*TASK TO COMPLETE*.
Copy every line of the listing that holds the string "Peter".

┌────────

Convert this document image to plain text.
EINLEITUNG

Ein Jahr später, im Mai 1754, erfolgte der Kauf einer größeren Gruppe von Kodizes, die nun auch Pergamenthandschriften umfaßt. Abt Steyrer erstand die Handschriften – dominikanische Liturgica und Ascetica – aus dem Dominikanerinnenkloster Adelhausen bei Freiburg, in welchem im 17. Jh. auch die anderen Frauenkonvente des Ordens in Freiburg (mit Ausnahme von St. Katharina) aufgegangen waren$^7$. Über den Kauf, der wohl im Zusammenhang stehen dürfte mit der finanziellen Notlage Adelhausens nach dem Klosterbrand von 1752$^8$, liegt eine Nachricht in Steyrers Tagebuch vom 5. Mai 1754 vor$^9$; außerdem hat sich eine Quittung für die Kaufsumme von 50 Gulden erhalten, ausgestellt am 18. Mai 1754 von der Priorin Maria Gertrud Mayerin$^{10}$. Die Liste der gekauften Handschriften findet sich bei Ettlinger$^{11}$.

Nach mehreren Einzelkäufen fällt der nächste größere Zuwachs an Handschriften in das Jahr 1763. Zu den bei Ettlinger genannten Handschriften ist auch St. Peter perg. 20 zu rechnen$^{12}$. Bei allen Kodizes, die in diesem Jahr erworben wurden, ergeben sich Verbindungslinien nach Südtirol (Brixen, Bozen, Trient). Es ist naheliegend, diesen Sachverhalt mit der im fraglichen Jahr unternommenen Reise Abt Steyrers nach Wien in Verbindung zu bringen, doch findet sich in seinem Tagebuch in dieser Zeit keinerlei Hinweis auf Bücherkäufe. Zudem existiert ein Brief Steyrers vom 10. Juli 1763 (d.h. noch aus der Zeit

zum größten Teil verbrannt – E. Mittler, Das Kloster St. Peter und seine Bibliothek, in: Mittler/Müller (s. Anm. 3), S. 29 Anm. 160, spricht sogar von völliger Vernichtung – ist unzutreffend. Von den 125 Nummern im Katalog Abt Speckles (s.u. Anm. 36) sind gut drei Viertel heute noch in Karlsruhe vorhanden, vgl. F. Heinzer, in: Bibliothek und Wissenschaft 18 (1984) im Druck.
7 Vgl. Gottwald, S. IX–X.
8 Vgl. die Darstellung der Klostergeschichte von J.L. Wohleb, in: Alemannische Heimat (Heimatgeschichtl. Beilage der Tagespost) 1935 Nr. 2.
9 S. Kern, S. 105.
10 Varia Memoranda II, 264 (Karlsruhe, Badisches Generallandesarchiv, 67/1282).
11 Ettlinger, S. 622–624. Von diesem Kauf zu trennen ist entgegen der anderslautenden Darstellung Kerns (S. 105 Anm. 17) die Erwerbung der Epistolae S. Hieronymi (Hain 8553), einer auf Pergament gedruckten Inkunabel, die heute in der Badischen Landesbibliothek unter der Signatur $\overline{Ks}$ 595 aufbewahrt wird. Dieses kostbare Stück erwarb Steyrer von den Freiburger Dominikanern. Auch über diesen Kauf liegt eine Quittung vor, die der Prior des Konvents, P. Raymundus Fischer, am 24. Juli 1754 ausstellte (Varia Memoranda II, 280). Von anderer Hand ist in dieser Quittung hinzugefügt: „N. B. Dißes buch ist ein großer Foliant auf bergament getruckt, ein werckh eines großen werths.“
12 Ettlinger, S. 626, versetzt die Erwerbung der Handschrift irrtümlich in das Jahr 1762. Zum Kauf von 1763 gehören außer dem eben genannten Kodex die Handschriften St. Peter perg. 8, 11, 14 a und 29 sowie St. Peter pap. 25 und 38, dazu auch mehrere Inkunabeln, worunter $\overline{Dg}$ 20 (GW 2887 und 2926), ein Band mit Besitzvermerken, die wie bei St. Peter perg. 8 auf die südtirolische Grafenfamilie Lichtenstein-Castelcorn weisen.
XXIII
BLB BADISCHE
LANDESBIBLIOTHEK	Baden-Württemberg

└────────

*COMPLETED TASK*.
Nach mehreren Einzelkäufen fällt der nächste größere Zuwachs an Handschriften in das Jahr 1763. Zu den bei Ettlinger genannten Handschriften ist auch St. Peter perg. 20 zu rechnen$^{12}$. Bei allen Kodizes, die in diesem Jahr erworben wurden, ergeben sich Verbindungslinien nach Südtirol (Brixen, Bozen, Trient). Es ist naheliegend, diesen Sachverhalt mit der im fraglichen Jahr unternommenen Reise Abt Steyrers nach Wien in Verbindung zu bringen, doch findet sich in seinem Tagebuch in dieser Zeit keinerlei Hinweis auf Bücherkäufe. Zudem existiert ein Brief Steyrers vom 10. Juli 1763 (d.h. noch aus der Zeit
zum größten Teil verbrannt – E. Mittler, Das Kloster St. Peter und seine Bibliothek, in: Mittler/Müller (s. Anm. 3), S. 29 Anm. 160, spricht sogar von völliger Vernichtung – ist unzutreffend. Von den 125 Nummern im Katalog Abt Speckles (s.u. Anm. 36) sind gut drei Viertel heute noch in Karlsruhe vorhanden, vgl. F. Heinzer, in: Bibliothek und Wissenschaft 18 (1984) im Druck.
12 Ettlinger, S. 626, versetzt die Erwerbung der Handschrift irrtümlich in das Jahr 1762. Zum Kauf von 1763 gehören außer dem eben genannten Kodex die Handschriften St. Peter perg. 8, 11, 14 a und 29 sowie St. Peter pap. 25 und 38, dazu auch mehrere Inkunabeln, worunter $\overline{Dg}$ 20 (GW 2887 und 2926), ein Band mit Besitzvermerken, die wie bei St. Peter perg. 8 auf die südtirolische Grafenfamilie Lichtenstein-Castelcorn weisen.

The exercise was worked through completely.